[Excerpts from a figure dataset]
## START

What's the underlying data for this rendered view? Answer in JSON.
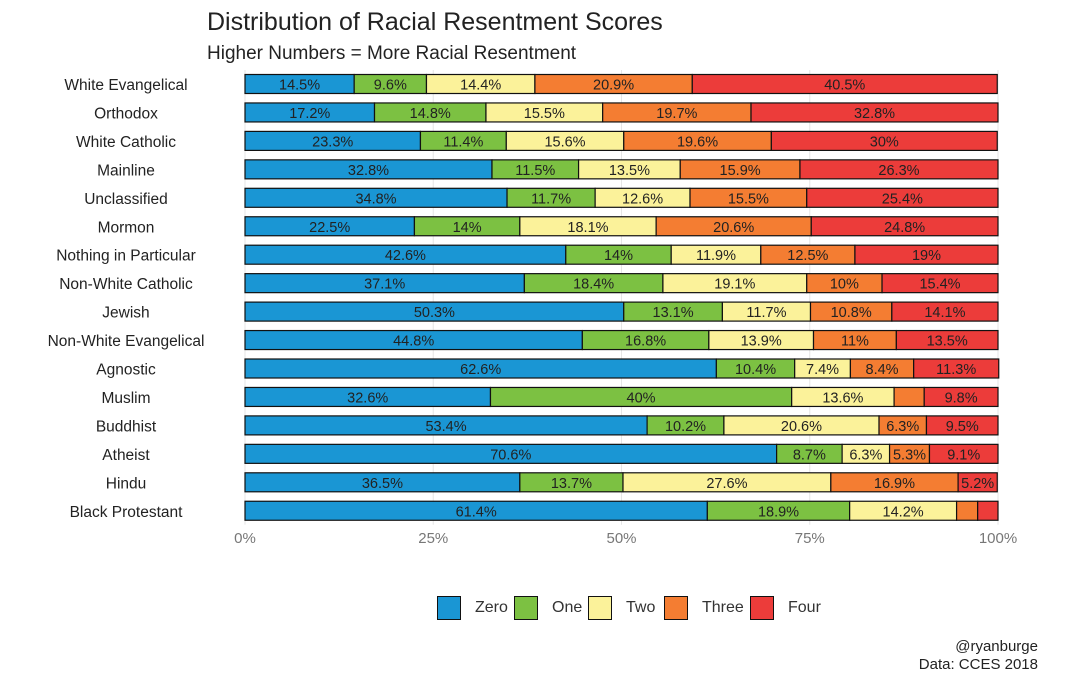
{
  "chart_data": {
    "type": "bar",
    "orientation": "horizontal",
    "stacked": true,
    "title": "Distribution of Racial Resentment Scores",
    "subtitle": "Higher Numbers = More Racial Resentment",
    "xlabel": "",
    "ylabel": "",
    "xlim": [
      0,
      100
    ],
    "x_ticks": [
      "0%",
      "25%",
      "50%",
      "75%",
      "100%"
    ],
    "x_tick_values": [
      0,
      25,
      50,
      75,
      100
    ],
    "legend_position": "bottom",
    "categories": [
      "White Evangelical",
      "Orthodox",
      "White Catholic",
      "Mainline",
      "Unclassified",
      "Mormon",
      "Nothing in Particular",
      "Non-White Catholic",
      "Jewish",
      "Non-White Evangelical",
      "Agnostic",
      "Muslim",
      "Buddhist",
      "Atheist",
      "Hindu",
      "Black Protestant"
    ],
    "series": [
      {
        "name": "Zero",
        "color": "#1a96d4",
        "values": [
          14.5,
          17.2,
          23.3,
          32.8,
          34.8,
          22.5,
          42.6,
          37.1,
          50.3,
          44.8,
          62.6,
          32.6,
          53.4,
          70.6,
          36.5,
          61.4
        ],
        "labels": [
          "14.5%",
          "17.2%",
          "23.3%",
          "32.8%",
          "34.8%",
          "22.5%",
          "42.6%",
          "37.1%",
          "50.3%",
          "44.8%",
          "62.6%",
          "32.6%",
          "53.4%",
          "70.6%",
          "36.5%",
          "61.4%"
        ]
      },
      {
        "name": "One",
        "color": "#7cc142",
        "values": [
          9.6,
          14.8,
          11.4,
          11.5,
          11.7,
          14,
          14,
          18.4,
          13.1,
          16.8,
          10.4,
          40,
          10.2,
          8.7,
          13.7,
          18.9
        ],
        "labels": [
          "9.6%",
          "14.8%",
          "11.4%",
          "11.5%",
          "11.7%",
          "14%",
          "14%",
          "18.4%",
          "13.1%",
          "16.8%",
          "10.4%",
          "40%",
          "10.2%",
          "8.7%",
          "13.7%",
          "18.9%"
        ]
      },
      {
        "name": "Two",
        "color": "#fbf29a",
        "values": [
          14.4,
          15.5,
          15.6,
          13.5,
          12.6,
          18.1,
          11.9,
          19.1,
          11.7,
          13.9,
          7.4,
          13.6,
          20.6,
          6.3,
          27.6,
          14.2
        ],
        "labels": [
          "14.4%",
          "15.5%",
          "15.6%",
          "13.5%",
          "12.6%",
          "18.1%",
          "11.9%",
          "19.1%",
          "11.7%",
          "13.9%",
          "7.4%",
          "13.6%",
          "20.6%",
          "6.3%",
          "27.6%",
          "14.2%"
        ]
      },
      {
        "name": "Three",
        "color": "#f47d32",
        "values": [
          20.9,
          19.7,
          19.6,
          15.9,
          15.5,
          20.6,
          12.5,
          10,
          10.8,
          11,
          8.4,
          4.0,
          6.3,
          5.3,
          16.9,
          2.8
        ],
        "labels": [
          "20.9%",
          "19.7%",
          "19.6%",
          "15.9%",
          "15.5%",
          "20.6%",
          "12.5%",
          "10%",
          "10.8%",
          "11%",
          "8.4%",
          "",
          "6.3%",
          "5.3%",
          "16.9%",
          ""
        ]
      },
      {
        "name": "Four",
        "color": "#ec3c3a",
        "values": [
          40.5,
          32.8,
          30,
          26.3,
          25.4,
          24.8,
          19,
          15.4,
          14.1,
          13.5,
          11.3,
          9.8,
          9.5,
          9.1,
          5.2,
          2.7
        ],
        "labels": [
          "40.5%",
          "32.8%",
          "30%",
          "26.3%",
          "25.4%",
          "24.8%",
          "19%",
          "15.4%",
          "14.1%",
          "13.5%",
          "11.3%",
          "9.8%",
          "9.5%",
          "9.1%",
          "5.2%",
          ""
        ]
      }
    ]
  },
  "credit": {
    "handle": "@ryanburge",
    "source": "Data: CCES 2018"
  }
}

## END

▶ [SET PROBLEM] Look through the material above. Copy each line where the word "Resentment" appears.

▶ [REPLY]
    "title": "Distribution of Racial Resentment Scores",
    "subtitle": "Higher Numbers = More Racial Resentment",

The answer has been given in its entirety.